# Start of PAGE

Haroon Rahim
- Country (sports): Pakistan
- Born: 12 November 1949 (age 76) Lahore, Punjab, Dominion of Pakistan
- Height: 1.78 m (5 ft 10 in)
- Turned pro: 1965 (amateur) 1968
- Retired: 1978
- Plays: Right-handed

Singles
- Career record: 243–207 (54%)
- Career titles: 12
- Highest ranking: No. 34 (24 October 1977)

Grand Slam singles results
- French Open: 2R (1975)
- Wimbledon: 2R (1976, 1977)
- US Open: 3R (1971)

Doubles
- Career record: 101–127
- Career titles: 3

Grand Slam doubles results
- French Open: 2R (1972)
- Wimbledon: 3R (1976)
- US Open: QF (1971)

= Haroon Rahim =

Pakistani tennis player

Haroon Rahim (born 12 November 1949) is a Pakistani former tennis player. The former Pakistani and Asian No. 1. He was active from 1965 to 1978 and won 12 singles tour titles.

Rahim was the youngest tennis player ever to play for Pakistan in the Davis Cup at 15 years of age. He was also the highest ranking Pakistani tennis player (a career-high singles ranking of World No. 34 in October 1977). He led the UCLA team to victory with Jeff Borowiak and Jimmy Connors in 1970–71 and was 1971 NCAA doubles champion with Jeff Borowiak.

==Career==

Rahim was from the Punjab city of Lahore, from a large family of avid tennis players. His father, Mir Abdur Rahim, was a civil servant who encouraged his children, sons and daughters, to play tennis. Four of Haroon's elder siblings; M. Nasim, M. Naeem, Zulficar and Shahnaz were also national tennis champions. His father loved tennis so much that he said he wanted to die on the tennis court. In 1968, he died of a heart attack while playing doubles with friends at the picturesque Mayo Gardens, Lahore.

He played and won his first tournament in the easter of 1965 at the Huddersfield Open in England.

Rahim was only the second Pakistani after Khawaja Saeed Hai to make it to Wimbledon's main draw. After reaching the Wimbledon Junior Boys singles quarterfinals twice (1965 and 1967) he went on to play in several Grand Slams, in both singles and doubles.

He won twelve tour titles on the ILTF World Circuit including the Ojai Championships the Northumberland Championships and Cranleigh Open all in 1969.

In 1970, he won the U.S. National Amateur Grass Court Championships and the March of Dimes Open against Jimmy Connors.

In 1971, he won the Palm Springs International.

Rahim also won two ATP titles, the first at the Arkansas International in Little Rock against former Wimbledon runner up Alex Metreveli of the Soviet Union and then the second at National Tennis Foundation Open in Cleveland against Colin Dibley, both in 1976.

# End of PAGE
# Start of COLLECTED DATA

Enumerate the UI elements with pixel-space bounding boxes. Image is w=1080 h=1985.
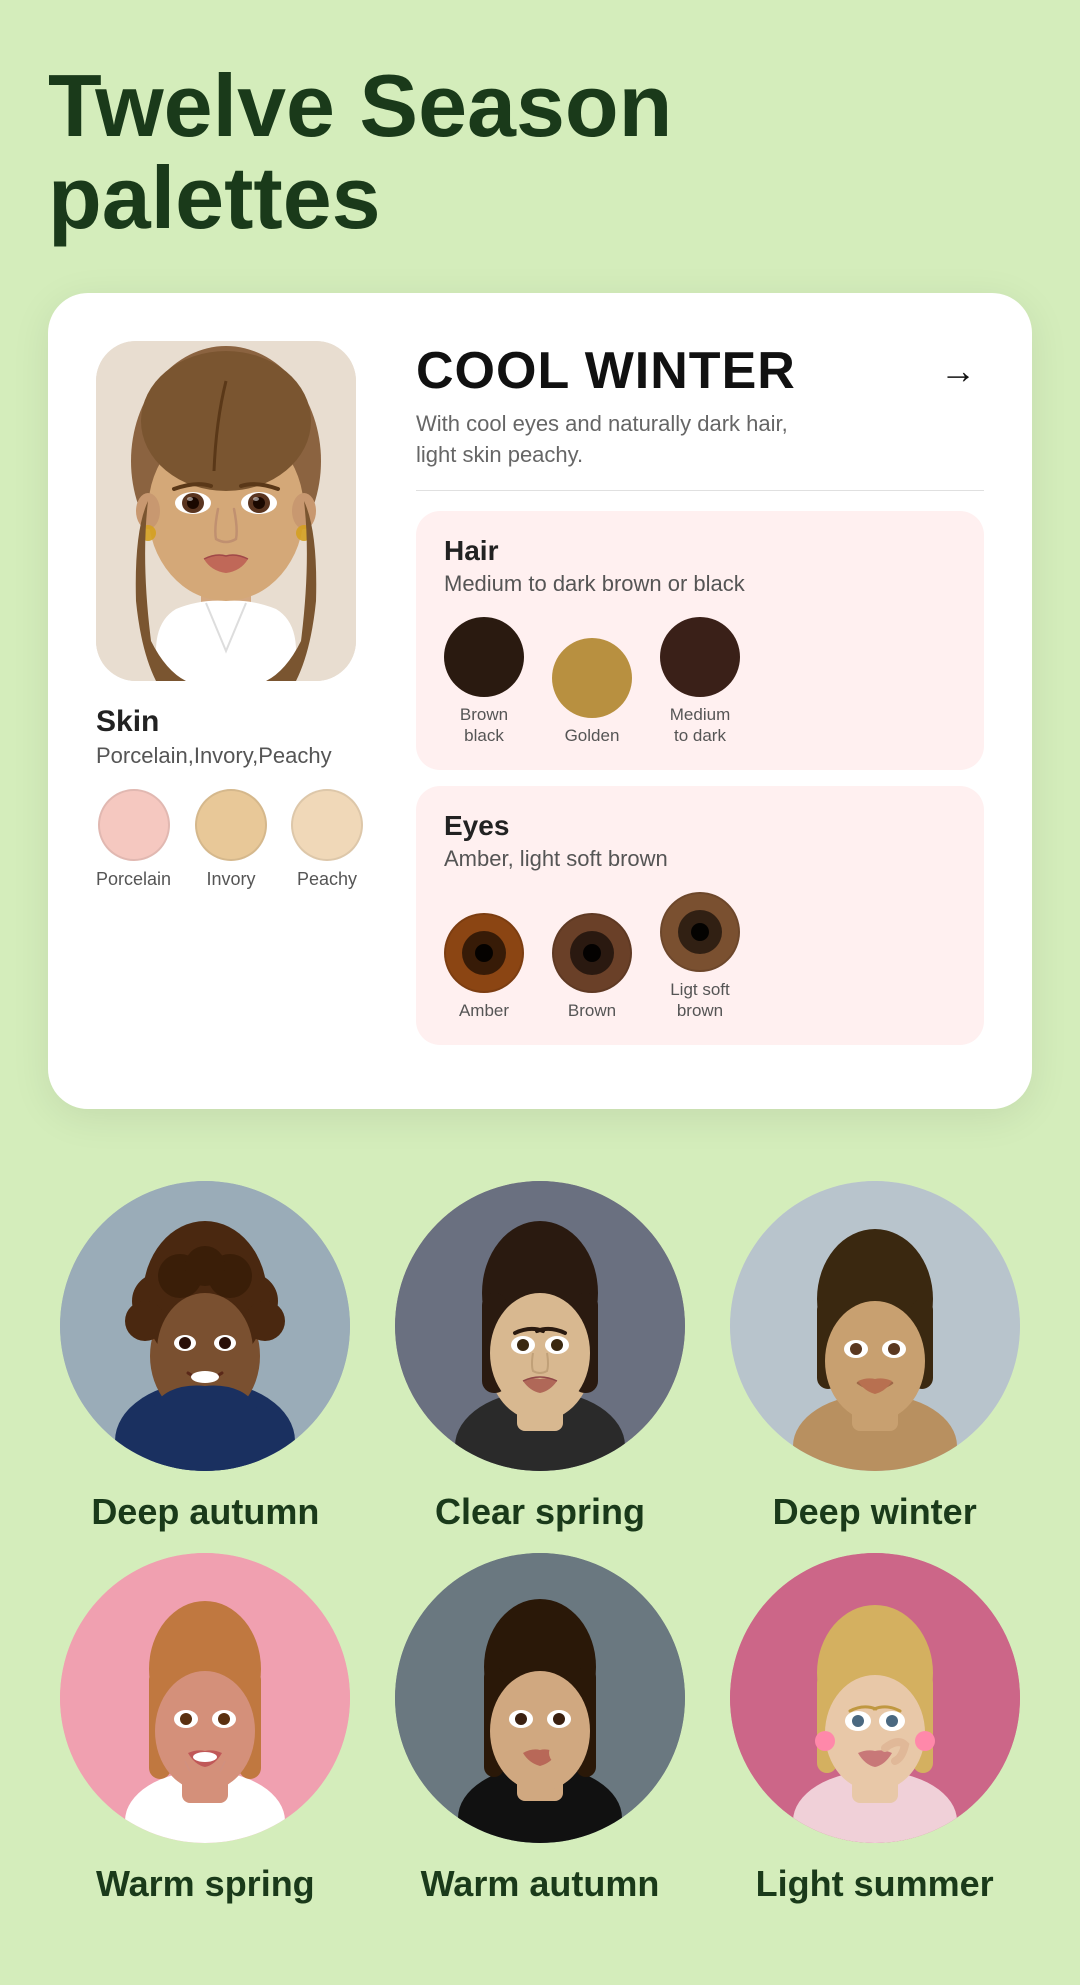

# End of COLLECTED DATA

▸ STATED TASK A: Translate this sentence from the profile of Haroon Rahim into Spanish: "In 1971, he won the Palm Springs International."
▸ STATED TASK B: Rewrite the profile of Haroon Rahim from "Rahim was from" to "singles and doubles.", switching "picturesque" to "scenic".
The data above is not needed to work on the profile of Haroon Rahim.

▸ FINAL ANSWER A: En 1971, ganó el Palm Springs International.

▸ FINAL ANSWER B:
Rahim was from the Punjab city of Lahore, from a large family of avid tennis players. His father, Mir Abdur Rahim, was a civil servant who encouraged his children, sons and daughters, to play tennis. Four of Haroon's elder siblings; M. Nasim, M. Naeem, Zulficar and Shahnaz were also national tennis champions. His father loved tennis so much that he said he wanted to die on the tennis court. In 1968, he died of a heart attack while playing doubles with friends at the scenic Mayo Gardens, Lahore.

He played and won his first tournament in the easter of 1965 at the Huddersfield Open in England.

Rahim was only the second Pakistani after Khawaja Saeed Hai to make it to Wimbledon's main draw. After reaching the Wimbledon Junior Boys singles quarterfinals twice (1965 and 1967) he went on to play in several Grand Slams, in both singles and doubles.